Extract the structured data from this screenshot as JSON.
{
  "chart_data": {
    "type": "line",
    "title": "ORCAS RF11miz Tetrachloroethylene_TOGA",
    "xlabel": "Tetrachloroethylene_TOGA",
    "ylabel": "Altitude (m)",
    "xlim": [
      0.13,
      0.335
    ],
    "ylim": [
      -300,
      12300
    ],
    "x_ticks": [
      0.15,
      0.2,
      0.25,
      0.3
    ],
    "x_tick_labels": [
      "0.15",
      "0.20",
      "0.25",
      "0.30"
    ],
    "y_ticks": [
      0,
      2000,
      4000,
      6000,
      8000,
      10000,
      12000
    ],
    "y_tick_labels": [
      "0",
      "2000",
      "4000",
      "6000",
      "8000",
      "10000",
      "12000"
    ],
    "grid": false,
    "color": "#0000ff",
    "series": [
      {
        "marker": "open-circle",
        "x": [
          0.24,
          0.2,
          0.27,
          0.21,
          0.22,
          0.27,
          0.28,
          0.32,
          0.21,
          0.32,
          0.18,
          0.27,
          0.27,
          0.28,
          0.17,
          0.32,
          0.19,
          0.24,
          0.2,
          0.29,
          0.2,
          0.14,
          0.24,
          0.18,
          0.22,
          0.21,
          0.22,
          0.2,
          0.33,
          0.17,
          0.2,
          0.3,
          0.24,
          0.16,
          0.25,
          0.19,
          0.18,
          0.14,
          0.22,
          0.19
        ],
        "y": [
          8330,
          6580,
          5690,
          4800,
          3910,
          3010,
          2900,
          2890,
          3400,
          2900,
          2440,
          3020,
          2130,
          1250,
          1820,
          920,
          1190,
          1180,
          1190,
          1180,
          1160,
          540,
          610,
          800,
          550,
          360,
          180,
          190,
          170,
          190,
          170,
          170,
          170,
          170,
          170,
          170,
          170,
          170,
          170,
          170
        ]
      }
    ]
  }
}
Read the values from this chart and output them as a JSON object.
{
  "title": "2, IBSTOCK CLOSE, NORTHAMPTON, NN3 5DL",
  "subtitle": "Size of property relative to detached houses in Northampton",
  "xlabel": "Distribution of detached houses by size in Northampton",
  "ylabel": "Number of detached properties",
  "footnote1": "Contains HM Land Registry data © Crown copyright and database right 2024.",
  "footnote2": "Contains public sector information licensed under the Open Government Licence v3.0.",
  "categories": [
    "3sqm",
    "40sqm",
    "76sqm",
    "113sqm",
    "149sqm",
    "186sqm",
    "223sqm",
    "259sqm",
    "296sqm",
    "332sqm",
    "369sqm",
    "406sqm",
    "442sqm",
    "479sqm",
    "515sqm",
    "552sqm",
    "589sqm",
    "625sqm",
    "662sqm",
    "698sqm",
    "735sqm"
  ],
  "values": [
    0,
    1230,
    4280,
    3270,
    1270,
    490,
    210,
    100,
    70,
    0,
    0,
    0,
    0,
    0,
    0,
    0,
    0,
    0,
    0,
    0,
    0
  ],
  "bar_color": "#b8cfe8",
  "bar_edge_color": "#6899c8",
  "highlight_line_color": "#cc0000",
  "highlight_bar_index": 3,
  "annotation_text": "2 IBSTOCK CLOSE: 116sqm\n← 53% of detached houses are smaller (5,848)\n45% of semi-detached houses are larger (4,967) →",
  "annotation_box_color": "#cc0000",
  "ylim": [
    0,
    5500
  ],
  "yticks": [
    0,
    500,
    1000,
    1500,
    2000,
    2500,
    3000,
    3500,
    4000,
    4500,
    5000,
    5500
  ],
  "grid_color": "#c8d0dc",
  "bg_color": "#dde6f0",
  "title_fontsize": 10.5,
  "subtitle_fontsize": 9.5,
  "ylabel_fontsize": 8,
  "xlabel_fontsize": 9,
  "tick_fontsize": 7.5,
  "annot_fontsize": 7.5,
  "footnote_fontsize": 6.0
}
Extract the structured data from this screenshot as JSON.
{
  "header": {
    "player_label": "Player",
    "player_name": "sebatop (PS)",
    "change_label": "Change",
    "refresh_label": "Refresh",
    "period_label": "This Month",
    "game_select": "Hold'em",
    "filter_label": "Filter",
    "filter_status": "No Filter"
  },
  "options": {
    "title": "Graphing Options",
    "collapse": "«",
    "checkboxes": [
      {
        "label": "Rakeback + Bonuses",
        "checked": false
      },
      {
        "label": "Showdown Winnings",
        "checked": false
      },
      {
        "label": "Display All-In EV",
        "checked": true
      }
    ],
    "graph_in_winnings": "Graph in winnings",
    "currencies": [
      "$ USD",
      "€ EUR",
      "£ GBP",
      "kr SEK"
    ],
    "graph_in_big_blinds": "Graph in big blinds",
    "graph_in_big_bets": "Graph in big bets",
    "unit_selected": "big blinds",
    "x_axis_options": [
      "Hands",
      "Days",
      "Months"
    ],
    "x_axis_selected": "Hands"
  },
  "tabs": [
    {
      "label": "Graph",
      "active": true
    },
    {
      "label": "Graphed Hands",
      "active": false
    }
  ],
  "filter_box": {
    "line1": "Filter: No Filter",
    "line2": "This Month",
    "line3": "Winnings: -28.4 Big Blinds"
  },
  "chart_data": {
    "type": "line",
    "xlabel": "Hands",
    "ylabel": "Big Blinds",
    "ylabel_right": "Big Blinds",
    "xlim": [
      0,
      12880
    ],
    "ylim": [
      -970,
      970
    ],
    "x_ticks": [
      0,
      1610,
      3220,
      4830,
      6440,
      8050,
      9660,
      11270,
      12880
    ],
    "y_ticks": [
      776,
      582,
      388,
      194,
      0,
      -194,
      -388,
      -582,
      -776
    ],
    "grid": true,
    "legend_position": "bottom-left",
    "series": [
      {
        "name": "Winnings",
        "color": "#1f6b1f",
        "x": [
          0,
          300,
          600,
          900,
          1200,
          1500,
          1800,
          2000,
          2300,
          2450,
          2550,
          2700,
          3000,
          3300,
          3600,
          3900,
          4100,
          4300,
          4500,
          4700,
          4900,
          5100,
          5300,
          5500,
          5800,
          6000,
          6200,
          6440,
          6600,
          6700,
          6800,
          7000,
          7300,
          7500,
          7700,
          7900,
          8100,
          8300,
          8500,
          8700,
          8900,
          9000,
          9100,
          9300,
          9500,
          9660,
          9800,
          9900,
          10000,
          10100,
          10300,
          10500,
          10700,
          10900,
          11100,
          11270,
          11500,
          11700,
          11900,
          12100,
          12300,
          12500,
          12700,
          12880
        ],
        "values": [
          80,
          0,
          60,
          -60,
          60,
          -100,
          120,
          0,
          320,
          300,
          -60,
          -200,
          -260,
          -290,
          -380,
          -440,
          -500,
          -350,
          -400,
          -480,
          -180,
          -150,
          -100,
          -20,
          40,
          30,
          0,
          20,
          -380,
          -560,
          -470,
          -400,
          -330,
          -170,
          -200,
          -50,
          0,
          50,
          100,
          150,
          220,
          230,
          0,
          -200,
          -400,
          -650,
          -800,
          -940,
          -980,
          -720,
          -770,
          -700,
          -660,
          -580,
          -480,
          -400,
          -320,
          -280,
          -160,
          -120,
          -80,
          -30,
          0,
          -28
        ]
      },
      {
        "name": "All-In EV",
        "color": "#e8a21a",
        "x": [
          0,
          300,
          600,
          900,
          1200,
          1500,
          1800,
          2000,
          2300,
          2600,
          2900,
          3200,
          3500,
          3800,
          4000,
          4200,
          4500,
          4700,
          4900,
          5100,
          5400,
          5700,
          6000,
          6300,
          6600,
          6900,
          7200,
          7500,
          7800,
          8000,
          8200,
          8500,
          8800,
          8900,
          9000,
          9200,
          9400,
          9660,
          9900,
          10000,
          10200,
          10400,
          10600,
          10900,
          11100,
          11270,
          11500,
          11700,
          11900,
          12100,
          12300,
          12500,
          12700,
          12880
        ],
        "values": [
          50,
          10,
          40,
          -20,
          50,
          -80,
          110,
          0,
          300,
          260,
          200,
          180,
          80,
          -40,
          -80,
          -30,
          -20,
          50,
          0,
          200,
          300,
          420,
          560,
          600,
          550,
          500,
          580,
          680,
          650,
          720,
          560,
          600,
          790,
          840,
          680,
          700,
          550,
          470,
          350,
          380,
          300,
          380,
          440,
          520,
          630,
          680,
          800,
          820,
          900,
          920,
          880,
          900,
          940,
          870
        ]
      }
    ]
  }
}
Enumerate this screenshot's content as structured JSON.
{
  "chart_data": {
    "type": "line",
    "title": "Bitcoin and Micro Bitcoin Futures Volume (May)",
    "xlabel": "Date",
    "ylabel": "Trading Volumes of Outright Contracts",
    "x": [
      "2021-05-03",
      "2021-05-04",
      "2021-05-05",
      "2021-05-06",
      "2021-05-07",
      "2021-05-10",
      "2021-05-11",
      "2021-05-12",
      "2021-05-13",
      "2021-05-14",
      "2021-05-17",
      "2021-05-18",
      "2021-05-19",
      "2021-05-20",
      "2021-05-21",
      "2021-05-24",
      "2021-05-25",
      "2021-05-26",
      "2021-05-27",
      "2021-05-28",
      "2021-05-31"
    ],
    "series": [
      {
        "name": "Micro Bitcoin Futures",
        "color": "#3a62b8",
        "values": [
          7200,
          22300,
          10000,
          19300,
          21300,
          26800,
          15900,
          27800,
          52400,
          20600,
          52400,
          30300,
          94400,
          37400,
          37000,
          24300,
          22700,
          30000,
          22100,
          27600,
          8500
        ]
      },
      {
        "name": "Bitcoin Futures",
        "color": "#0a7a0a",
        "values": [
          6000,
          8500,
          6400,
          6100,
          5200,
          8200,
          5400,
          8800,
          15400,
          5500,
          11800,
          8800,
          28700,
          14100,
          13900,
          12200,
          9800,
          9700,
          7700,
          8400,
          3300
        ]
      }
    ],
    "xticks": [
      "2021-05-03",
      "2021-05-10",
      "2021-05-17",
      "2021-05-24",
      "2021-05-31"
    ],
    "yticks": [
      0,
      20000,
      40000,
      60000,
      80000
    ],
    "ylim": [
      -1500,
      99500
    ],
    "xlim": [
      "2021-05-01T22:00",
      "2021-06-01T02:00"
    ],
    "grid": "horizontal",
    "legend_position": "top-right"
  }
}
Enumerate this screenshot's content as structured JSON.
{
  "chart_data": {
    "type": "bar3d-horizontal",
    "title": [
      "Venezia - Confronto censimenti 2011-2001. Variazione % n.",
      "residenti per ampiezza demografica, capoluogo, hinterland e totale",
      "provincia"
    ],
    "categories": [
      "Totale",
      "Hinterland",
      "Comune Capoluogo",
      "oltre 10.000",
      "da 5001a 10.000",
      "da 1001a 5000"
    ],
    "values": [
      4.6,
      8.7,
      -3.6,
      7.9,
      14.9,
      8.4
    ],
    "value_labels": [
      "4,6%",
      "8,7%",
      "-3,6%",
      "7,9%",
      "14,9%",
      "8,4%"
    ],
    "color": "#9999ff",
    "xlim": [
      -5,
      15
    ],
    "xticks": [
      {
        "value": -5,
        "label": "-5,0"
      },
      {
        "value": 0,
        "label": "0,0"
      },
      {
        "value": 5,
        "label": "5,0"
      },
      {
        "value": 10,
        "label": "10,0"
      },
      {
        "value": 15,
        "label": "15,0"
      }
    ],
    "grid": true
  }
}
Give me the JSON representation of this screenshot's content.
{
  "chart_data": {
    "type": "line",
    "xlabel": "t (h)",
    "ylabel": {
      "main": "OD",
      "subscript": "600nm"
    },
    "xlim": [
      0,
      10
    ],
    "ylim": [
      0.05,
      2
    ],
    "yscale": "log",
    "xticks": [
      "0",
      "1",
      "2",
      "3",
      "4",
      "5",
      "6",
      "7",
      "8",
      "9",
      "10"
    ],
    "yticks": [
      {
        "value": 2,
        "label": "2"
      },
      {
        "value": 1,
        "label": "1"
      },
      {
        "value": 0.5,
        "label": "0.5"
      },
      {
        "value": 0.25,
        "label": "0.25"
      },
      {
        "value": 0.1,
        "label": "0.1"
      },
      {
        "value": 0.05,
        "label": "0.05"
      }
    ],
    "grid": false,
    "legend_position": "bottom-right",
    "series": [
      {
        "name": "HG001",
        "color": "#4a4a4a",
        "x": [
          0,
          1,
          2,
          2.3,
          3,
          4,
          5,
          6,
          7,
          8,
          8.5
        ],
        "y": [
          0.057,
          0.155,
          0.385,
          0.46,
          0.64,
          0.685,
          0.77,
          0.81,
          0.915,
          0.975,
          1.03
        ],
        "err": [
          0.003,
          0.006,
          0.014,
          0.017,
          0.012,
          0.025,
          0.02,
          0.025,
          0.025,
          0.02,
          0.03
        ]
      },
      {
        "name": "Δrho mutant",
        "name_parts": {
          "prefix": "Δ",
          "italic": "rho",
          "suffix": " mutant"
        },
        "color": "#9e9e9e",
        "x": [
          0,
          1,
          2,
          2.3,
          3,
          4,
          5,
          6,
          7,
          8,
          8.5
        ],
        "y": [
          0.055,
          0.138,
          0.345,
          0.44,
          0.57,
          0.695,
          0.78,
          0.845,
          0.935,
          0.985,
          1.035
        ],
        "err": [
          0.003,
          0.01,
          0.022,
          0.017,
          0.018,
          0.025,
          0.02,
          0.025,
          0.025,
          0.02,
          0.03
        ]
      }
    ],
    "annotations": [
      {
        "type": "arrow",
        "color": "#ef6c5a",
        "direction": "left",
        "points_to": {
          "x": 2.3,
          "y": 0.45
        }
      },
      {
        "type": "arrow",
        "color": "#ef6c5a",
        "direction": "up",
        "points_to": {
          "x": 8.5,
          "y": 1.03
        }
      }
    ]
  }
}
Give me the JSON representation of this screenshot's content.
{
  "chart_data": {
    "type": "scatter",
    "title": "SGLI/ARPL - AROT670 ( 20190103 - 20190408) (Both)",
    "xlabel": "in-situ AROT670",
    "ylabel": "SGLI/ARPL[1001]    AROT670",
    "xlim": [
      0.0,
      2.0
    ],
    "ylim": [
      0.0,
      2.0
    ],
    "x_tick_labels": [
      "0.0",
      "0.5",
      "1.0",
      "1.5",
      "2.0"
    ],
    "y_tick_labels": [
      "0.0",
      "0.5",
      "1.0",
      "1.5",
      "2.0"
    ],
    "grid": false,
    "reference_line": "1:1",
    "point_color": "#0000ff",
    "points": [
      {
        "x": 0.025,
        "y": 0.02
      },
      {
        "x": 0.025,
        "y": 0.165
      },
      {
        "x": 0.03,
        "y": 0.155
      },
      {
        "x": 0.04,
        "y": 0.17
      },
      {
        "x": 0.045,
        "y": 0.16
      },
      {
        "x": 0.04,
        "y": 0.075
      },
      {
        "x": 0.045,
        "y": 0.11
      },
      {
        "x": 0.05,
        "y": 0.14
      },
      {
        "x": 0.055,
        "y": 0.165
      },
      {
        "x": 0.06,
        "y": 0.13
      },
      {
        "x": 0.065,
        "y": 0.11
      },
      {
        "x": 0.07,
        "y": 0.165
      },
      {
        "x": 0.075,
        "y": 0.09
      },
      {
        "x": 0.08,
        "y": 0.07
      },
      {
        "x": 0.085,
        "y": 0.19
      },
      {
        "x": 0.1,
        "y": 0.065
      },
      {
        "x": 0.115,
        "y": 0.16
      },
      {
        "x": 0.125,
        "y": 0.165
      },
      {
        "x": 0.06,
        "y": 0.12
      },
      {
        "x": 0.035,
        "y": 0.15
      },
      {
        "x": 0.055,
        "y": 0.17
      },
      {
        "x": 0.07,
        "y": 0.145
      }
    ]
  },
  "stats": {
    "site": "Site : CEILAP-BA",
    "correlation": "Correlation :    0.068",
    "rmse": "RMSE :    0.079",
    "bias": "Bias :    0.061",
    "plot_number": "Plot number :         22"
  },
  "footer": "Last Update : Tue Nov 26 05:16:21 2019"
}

--*--

[Objective]
Reply with nothing except the number of lines in the listing above that include the string "houses".

[Completed task]
3